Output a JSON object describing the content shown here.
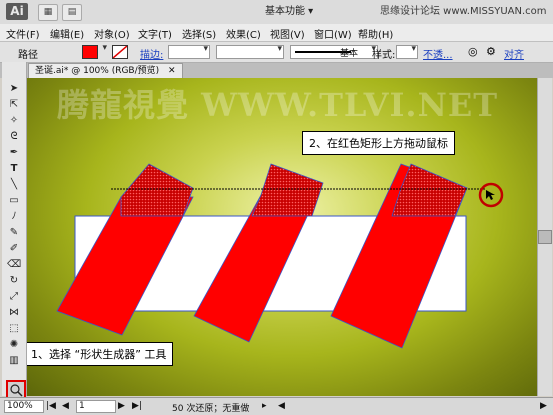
{
  "app": {
    "logo": "Ai",
    "workspace": "基本功能 ▾",
    "watermark_top": "思缘设计论坛 www.MISSYUAN.com"
  },
  "menu": [
    "文件(F)",
    "编辑(E)",
    "对象(O)",
    "文字(T)",
    "选择(S)",
    "效果(C)",
    "视图(V)",
    "窗口(W)",
    "帮助(H)"
  ],
  "control_bar": {
    "selection_label": "路径",
    "stroke_label": "描边:",
    "style_label": "基本",
    "opacity_label": "样式:",
    "opacity_link": "不透...",
    "align_label": "对齐"
  },
  "document": {
    "tab": "圣诞.ai* @ 100% (RGB/预览)"
  },
  "canvas": {
    "watermark": "腾龍視覺 WWW.TLVI.NET",
    "callout_top": "2、在红色矩形上方拖动鼠标",
    "callout_bottom": "1、选择 “形状生成器” 工具"
  },
  "status": {
    "zoom": "100%",
    "page": "1",
    "info": "50 次还原；无重做"
  },
  "colors": {
    "fill": "#ff0000",
    "stripe": "#ff0000",
    "highlight": "#e00000"
  }
}
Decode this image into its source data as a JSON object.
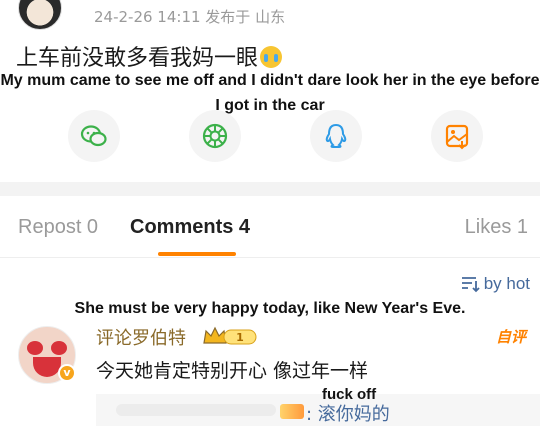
{
  "post": {
    "meta": "24-2-26 14:11  发布于 山东",
    "text": "上车前没敢多看我妈一眼",
    "emoji": "crying-face"
  },
  "overlays": {
    "caption_1": "My mum came to see me off and I didn't dare look her in the eye before I got in the car",
    "caption_2": "She must be very happy today, like New Year's Eve.",
    "caption_3": "fuck off"
  },
  "share": {
    "items": [
      {
        "icon": "wechat-icon",
        "color": "#3cb14a"
      },
      {
        "icon": "moments-icon",
        "color": "#3cb14a"
      },
      {
        "icon": "qq-icon",
        "color": "#2e9be6"
      },
      {
        "icon": "save-image-icon",
        "color": "#ff8200"
      }
    ]
  },
  "tabs": {
    "repost": "Repost 0",
    "comments": "Comments 4",
    "likes": "Likes 1",
    "accent": "#ff8200"
  },
  "sort": {
    "label": "by hot"
  },
  "comment": {
    "author": "评论罗伯特",
    "level": "1",
    "tag": "自评",
    "text": "今天她肯定特别开心 像过年一样",
    "reply": ": 滚你妈的"
  }
}
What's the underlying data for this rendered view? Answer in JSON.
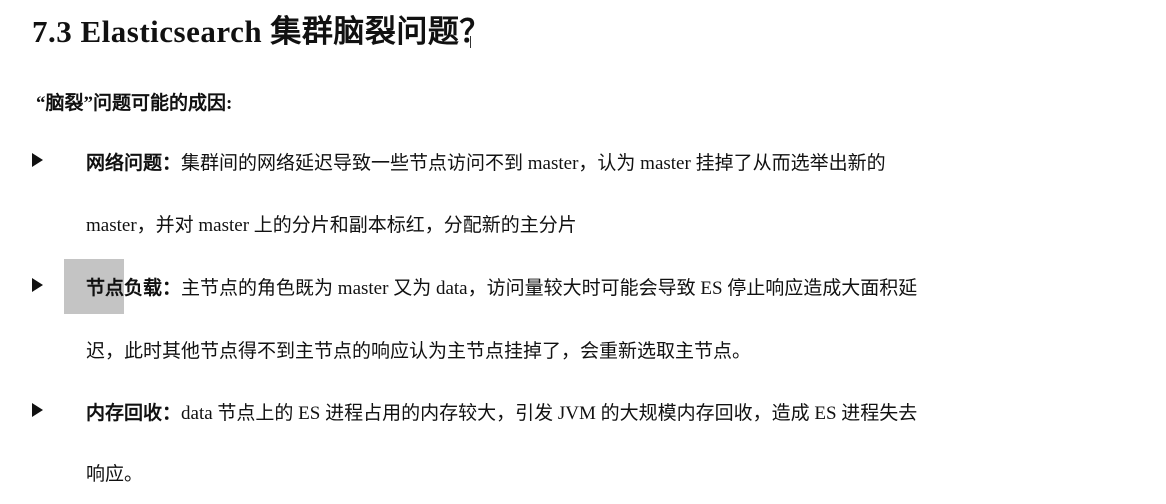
{
  "title": "7.3 Elasticsearch 集群脑裂问题？",
  "subheading": "“脑裂”问题可能的成因:",
  "items": [
    {
      "term": "网络问题",
      "sep": "：",
      "line1": "集群间的网络延迟导致一些节点访问不到 master，认为 master 挂掉了从而选举出新的",
      "line2": "master，并对 master 上的分片和副本标红，分配新的主分片"
    },
    {
      "term_a": "节点",
      "term_b": "负载",
      "sep": "：",
      "line1": "主节点的角色既为 master 又为 data，访问量较大时可能会导致 ES 停止响应造成大面积延",
      "line2": "迟，此时其他节点得不到主节点的响应认为主节点挂掉了，会重新选取主节点。"
    },
    {
      "term": "内存回收",
      "sep": "：",
      "line1": "data 节点上的 ES 进程占用的内存较大，引发 JVM 的大规模内存回收，造成 ES 进程失去",
      "line2": "响应。"
    }
  ]
}
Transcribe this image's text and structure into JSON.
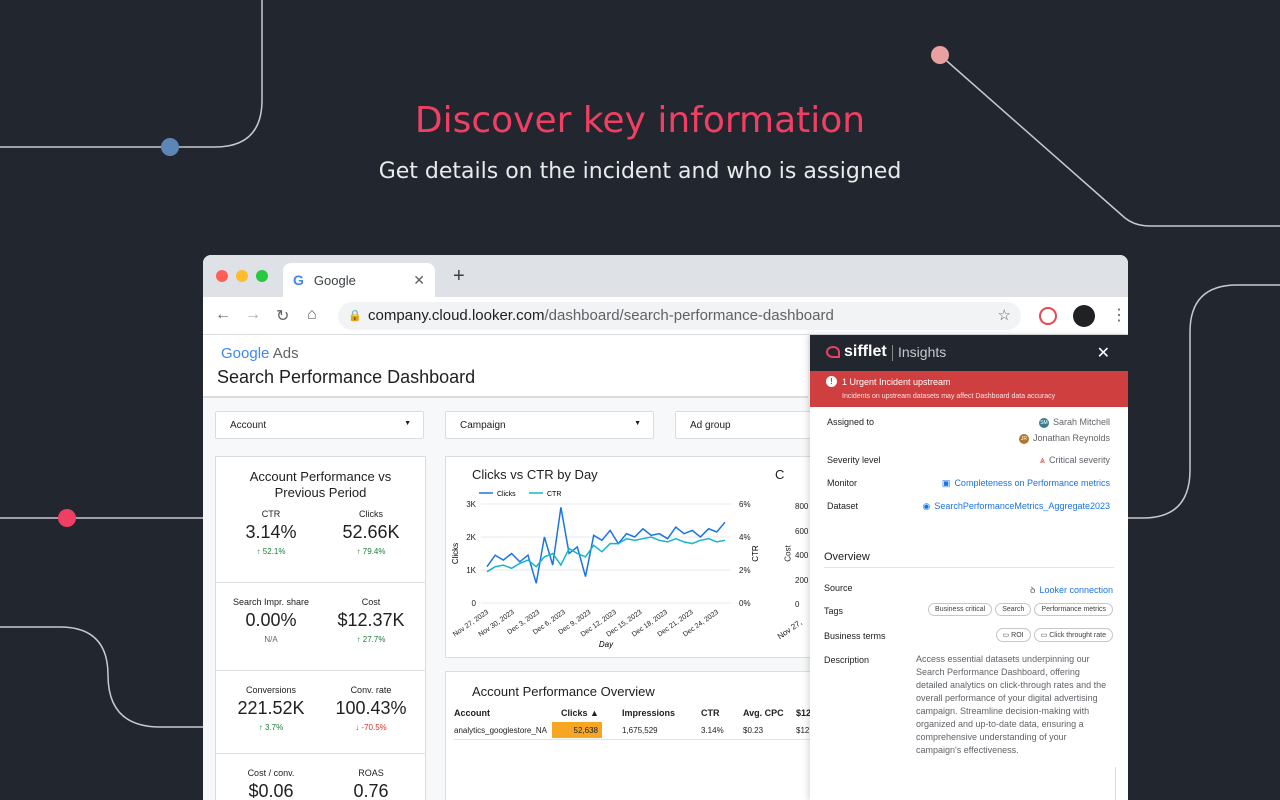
{
  "hero": {
    "title": "Discover key information",
    "subtitle": "Get details on the incident and who is assigned"
  },
  "browser": {
    "tab_title": "Google",
    "tab_icon": "G",
    "url_domain": "company.cloud.looker.com",
    "url_path": "/dashboard/search-performance-dashboard"
  },
  "dashboard": {
    "brand_google": "Google",
    "brand_ads": "Ads",
    "title": "Search Performance Dashboard",
    "filters": [
      "Account",
      "Campaign",
      "Ad group"
    ],
    "kpi_card_title": "Account Performance vs Previous Period",
    "kpis": [
      {
        "label": "CTR",
        "value": "3.14%",
        "change": "↑ 52.1%",
        "dir": "up"
      },
      {
        "label": "Clicks",
        "value": "52.66K",
        "change": "↑ 79.4%",
        "dir": "up"
      },
      {
        "label": "Search Impr. share",
        "value": "0.00%",
        "change": "N/A",
        "dir": "neu"
      },
      {
        "label": "Cost",
        "value": "$12.37K",
        "change": "↑ 27.7%",
        "dir": "up"
      },
      {
        "label": "Conversions",
        "value": "221.52K",
        "change": "↑ 3.7%",
        "dir": "up"
      },
      {
        "label": "Conv. rate",
        "value": "100.43%",
        "change": "↓ -70.5%",
        "dir": "down"
      },
      {
        "label": "Cost / conv.",
        "value": "$0.06",
        "change": "",
        "dir": "neu"
      },
      {
        "label": "ROAS",
        "value": "0.76",
        "change": "",
        "dir": "neu"
      }
    ],
    "chart2_partial_title": "C",
    "chart2_partial_ylabel": "Cost",
    "chart2_partial_ticks": [
      "800",
      "600",
      "400",
      "200",
      "0"
    ],
    "chart2_partial_xtick": "Nov 27,",
    "table": {
      "title": "Account Performance Overview",
      "headers": [
        "Account",
        "Clicks ▲",
        "Impressions",
        "CTR",
        "Avg. CPC",
        "$12"
      ],
      "row": [
        "analytics_googlestore_NA",
        "52,638",
        "1,675,529",
        "3.14%",
        "$0.23",
        "$12"
      ]
    }
  },
  "chart_data": {
    "type": "line",
    "title": "Clicks vs CTR by Day",
    "xlabel": "Day",
    "ylabel": "Clicks",
    "y2label": "CTR",
    "x_ticks": [
      "Nov 27, 2023",
      "Nov 30, 2023",
      "Dec 3, 2023",
      "Dec 6, 2023",
      "Dec 9, 2023",
      "Dec 12, 2023",
      "Dec 15, 2023",
      "Dec 18, 2023",
      "Dec 21, 2023",
      "Dec 24, 2023"
    ],
    "y_ticks": [
      "0",
      "1K",
      "2K",
      "3K"
    ],
    "y2_ticks": [
      "0%",
      "2%",
      "4%",
      "6%"
    ],
    "ylim": [
      0,
      3000
    ],
    "y2lim": [
      0,
      6
    ],
    "series": [
      {
        "name": "Clicks",
        "axis": "left",
        "color": "#1a73e8",
        "values": [
          1100,
          1450,
          1300,
          1500,
          1250,
          1450,
          600,
          2000,
          1150,
          2900,
          1500,
          1700,
          800,
          2050,
          1900,
          2200,
          1800,
          2100,
          2000,
          2250,
          2050,
          2100,
          1950,
          2300,
          2100,
          2200,
          2000,
          2250,
          2150,
          2450
        ]
      },
      {
        "name": "CTR",
        "axis": "right",
        "color": "#12b5cb",
        "values": [
          1.9,
          2.2,
          2.3,
          2.1,
          2.4,
          2.6,
          2.2,
          2.8,
          3.0,
          2.3,
          3.3,
          3.0,
          2.8,
          3.5,
          3.1,
          3.6,
          3.6,
          3.9,
          3.8,
          3.9,
          4.0,
          3.8,
          3.7,
          3.9,
          3.7,
          3.6,
          3.8,
          3.9,
          3.7,
          3.8
        ]
      }
    ],
    "legend": "top-left",
    "grid": true
  },
  "panel": {
    "brand": "sifflet",
    "section_name": "Insights",
    "alert_title": "1 Urgent Incident upstream",
    "alert_detail": "Incidents on upstream datasets may affect Dashboard data accuracy",
    "assigned_label": "Assigned to",
    "assignees": [
      {
        "initials": "SM",
        "name": "Sarah Mitchell",
        "color": "#3a7d8c"
      },
      {
        "initials": "JR",
        "name": "Jonathan Reynolds",
        "color": "#b0782c"
      }
    ],
    "severity_label": "Severity level",
    "severity_value": "Critical severity",
    "monitor_label": "Monitor",
    "monitor_value": "Completeness on Performance metrics",
    "dataset_label": "Dataset",
    "dataset_value": "SearchPerformanceMetrics_Aggregate2023",
    "overview_title": "Overview",
    "source_label": "Source",
    "source_value": "Looker connection",
    "tags_label": "Tags",
    "tags": [
      "Business critical",
      "Search",
      "Performance metrics"
    ],
    "terms_label": "Business terms",
    "terms": [
      "ROI",
      "Click throught rate"
    ],
    "description_label": "Description",
    "description": "Access essential datasets underpinning our Search Performance Dashboard, offering detailed analytics on click-through rates and the overall performance of your digital advertising campaign. Streamline decision-making with organized and up-to-date data, ensuring a comprehensive understanding of your campaign's effectiveness."
  }
}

◆ ◆ ◆ ◆

▶ Job: Copy every line of the records above that contains "Clicks".

▶ Solved problem:
        "label": "Clicks",
        "Clicks ▲",
    "title": "Clicks vs CTR by Day",
    "ylabel": "Clicks",
        "name": "Clicks",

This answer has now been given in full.